Cosa farai =
(1) Nel brano sulla classifica dell'industria italiana, quale società occupa la quarta posizione per fatturato?
(2) Riprendi il brano sulla classifica dell'industria italiana e proseguilo dopo l'ultima frase riportata.

Brano fornito =
◆ ◆ ◆ ◆

Industria Italia, domina l’energia: Enel davanti a Eni per fatturato

(Teleborsa) – La classifica dell’industria italiana è dominata per fatturato dai grandi gruppi energetico-petroliferi pubblici: Enel (con un fatturato di 77,4 miliardi di euro), Eni (69,9 miliardi) e GSE (€29,7 miliardi).

È quanto emerge dalla 55esima edizione dello studio sulle Principali Società Italiane dell’Area Studi di Mediobanca. Le posizioni successive si aprono ad altri settori, come il manifatturiero che si impone con FCA Italy (24,4 miliardi) in quarta posizione, i servizi guidati da Telecom (18 miliardi) prima di Edizione (16,8 miliardi), nuovamente la manifattura con Leonardo (13,8 miliardi) e i trasporti con FS (12 miliardi). Poco più dietro c’è Prysmian (11,5 miliardi), nel settore della gomma e cavi, seguìto dall’energetico-petrolifero di Saras (9,4 miliardi).

◆ ◆ ◆ ◆

(Elementi di dati memorizzati)

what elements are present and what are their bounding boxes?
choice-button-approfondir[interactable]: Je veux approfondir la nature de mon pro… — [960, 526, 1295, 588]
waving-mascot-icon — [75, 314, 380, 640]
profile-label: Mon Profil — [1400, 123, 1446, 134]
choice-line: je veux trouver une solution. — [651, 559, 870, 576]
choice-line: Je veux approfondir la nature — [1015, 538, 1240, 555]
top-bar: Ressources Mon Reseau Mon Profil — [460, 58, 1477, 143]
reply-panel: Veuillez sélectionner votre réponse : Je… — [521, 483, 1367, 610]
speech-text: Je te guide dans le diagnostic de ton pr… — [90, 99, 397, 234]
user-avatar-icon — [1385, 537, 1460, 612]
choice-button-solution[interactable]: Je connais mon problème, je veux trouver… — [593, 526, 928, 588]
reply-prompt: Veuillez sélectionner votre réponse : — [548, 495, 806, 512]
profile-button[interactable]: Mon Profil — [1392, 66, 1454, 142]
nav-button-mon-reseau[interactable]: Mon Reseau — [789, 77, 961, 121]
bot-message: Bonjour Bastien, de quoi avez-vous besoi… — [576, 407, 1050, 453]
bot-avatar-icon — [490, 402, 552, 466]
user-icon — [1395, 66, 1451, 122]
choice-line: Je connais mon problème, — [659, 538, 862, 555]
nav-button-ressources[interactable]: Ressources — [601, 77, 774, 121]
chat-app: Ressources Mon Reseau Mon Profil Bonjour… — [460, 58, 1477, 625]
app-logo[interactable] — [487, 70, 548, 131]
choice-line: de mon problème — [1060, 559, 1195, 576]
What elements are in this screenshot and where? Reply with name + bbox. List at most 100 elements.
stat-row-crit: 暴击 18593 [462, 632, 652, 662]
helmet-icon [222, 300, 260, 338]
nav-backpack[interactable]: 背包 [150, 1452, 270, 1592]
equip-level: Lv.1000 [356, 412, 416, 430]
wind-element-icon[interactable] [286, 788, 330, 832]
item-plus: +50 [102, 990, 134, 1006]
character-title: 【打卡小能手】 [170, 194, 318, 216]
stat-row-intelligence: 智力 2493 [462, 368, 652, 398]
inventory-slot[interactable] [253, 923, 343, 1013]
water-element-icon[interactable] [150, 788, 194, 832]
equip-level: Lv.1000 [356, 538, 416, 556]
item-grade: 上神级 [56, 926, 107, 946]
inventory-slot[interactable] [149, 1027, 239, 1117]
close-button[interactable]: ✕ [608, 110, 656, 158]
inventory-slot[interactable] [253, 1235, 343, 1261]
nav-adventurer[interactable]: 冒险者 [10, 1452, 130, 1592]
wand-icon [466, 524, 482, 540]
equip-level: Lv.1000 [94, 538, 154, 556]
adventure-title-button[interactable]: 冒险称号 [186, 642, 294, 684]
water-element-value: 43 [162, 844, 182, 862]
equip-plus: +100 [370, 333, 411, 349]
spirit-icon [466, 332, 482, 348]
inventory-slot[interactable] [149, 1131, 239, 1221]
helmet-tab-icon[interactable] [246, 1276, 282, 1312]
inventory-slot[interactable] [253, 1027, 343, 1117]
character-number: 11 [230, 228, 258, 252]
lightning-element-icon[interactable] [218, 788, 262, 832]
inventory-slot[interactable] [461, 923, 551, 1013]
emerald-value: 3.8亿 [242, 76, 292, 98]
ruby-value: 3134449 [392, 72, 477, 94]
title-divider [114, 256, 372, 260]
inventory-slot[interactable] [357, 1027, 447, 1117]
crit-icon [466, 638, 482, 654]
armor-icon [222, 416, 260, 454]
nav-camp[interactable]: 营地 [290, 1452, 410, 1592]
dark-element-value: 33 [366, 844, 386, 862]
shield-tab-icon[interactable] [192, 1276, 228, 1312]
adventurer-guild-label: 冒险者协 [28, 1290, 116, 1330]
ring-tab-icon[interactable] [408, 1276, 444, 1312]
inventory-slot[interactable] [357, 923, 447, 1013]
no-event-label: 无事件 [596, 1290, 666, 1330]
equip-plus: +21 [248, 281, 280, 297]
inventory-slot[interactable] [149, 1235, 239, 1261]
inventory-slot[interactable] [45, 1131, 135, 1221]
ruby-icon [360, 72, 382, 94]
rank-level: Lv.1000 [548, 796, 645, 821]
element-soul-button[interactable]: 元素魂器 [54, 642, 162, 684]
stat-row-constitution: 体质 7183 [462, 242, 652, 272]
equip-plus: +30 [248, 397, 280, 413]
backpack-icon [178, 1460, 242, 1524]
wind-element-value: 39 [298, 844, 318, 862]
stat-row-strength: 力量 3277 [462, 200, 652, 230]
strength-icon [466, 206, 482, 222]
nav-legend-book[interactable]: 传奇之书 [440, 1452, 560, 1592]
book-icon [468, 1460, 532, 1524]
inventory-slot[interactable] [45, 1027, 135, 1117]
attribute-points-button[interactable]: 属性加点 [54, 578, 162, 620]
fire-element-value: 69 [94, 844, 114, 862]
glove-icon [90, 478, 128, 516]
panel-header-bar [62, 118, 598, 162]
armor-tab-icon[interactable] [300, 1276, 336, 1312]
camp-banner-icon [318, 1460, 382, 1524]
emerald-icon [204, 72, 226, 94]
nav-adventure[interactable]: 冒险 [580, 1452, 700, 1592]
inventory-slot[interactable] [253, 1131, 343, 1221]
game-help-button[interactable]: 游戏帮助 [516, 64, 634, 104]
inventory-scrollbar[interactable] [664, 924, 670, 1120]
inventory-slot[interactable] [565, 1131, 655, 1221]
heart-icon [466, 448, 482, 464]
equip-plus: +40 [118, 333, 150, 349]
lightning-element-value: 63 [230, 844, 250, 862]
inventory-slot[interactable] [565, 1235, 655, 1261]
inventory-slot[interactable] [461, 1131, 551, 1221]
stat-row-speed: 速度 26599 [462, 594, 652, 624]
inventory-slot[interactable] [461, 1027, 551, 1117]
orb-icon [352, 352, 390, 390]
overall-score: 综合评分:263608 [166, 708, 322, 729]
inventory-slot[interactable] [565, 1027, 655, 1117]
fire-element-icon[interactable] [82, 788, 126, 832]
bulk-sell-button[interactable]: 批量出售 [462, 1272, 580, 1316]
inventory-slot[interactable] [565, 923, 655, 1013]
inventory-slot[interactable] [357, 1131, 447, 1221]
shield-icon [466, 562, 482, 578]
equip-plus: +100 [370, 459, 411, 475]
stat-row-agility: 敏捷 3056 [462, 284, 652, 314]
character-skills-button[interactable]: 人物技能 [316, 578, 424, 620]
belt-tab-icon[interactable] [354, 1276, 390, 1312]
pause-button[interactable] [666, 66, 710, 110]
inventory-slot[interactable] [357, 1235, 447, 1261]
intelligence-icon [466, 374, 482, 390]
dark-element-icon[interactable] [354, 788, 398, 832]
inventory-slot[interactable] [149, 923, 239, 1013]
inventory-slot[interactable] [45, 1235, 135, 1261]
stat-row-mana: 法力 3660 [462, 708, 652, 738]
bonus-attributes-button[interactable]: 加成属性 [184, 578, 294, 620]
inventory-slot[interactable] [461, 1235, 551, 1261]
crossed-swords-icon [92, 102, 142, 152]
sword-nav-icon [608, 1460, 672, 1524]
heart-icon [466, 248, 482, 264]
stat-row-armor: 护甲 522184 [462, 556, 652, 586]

◆ ◆ ◆ ◆

Risultati per compito =
(1) FCA Italy, con un fatturato di 24,4 miliardi.

(2)
Complessivamente, nei primi 20 gruppi ne figurano nove a controllo pubblico, quattro a controllo privato italiano e sette a proprietà estera.

Se si guardano gli utili, nel 2019 il primo posto spetta di nuovo a Enel con 2,1 miliardi di euro, seguita da Guccio Gucci e Marelli Europe (2 miliardi). Considerando invece il biennio 2018-2019 cumulato la classifica degli utili vede ancora Enel al top (6,9 miliardi), seguita da Eni (4,3 miliardi), Poste (2,7 miliardi), Guccio Gucci (2,1 miliardi) e Snam (2,05 miliardi). In perdita, sempre nel biennio, Fca Italy (1,6 miliardi), Whirlpool Italia Holdings (0,7 miliardi) e Permasteelisa (0,6 miliardi).

Enel “campione” anche per debiti finanziari (con una consistenza a fine 2019 pari a 62 miliardi). La società con il maggior numero di dipendenti rimane Poste Italiane, con oltre 129 mila unità (nonostante il calo del 3,8% rispetto al 2018) e precede Ferrovie dello Stato (83.764 unità) e Edizione (80.044). Seguono, con più di 50mila addetti, Enel (68.253) e Telecom Italia (51.912).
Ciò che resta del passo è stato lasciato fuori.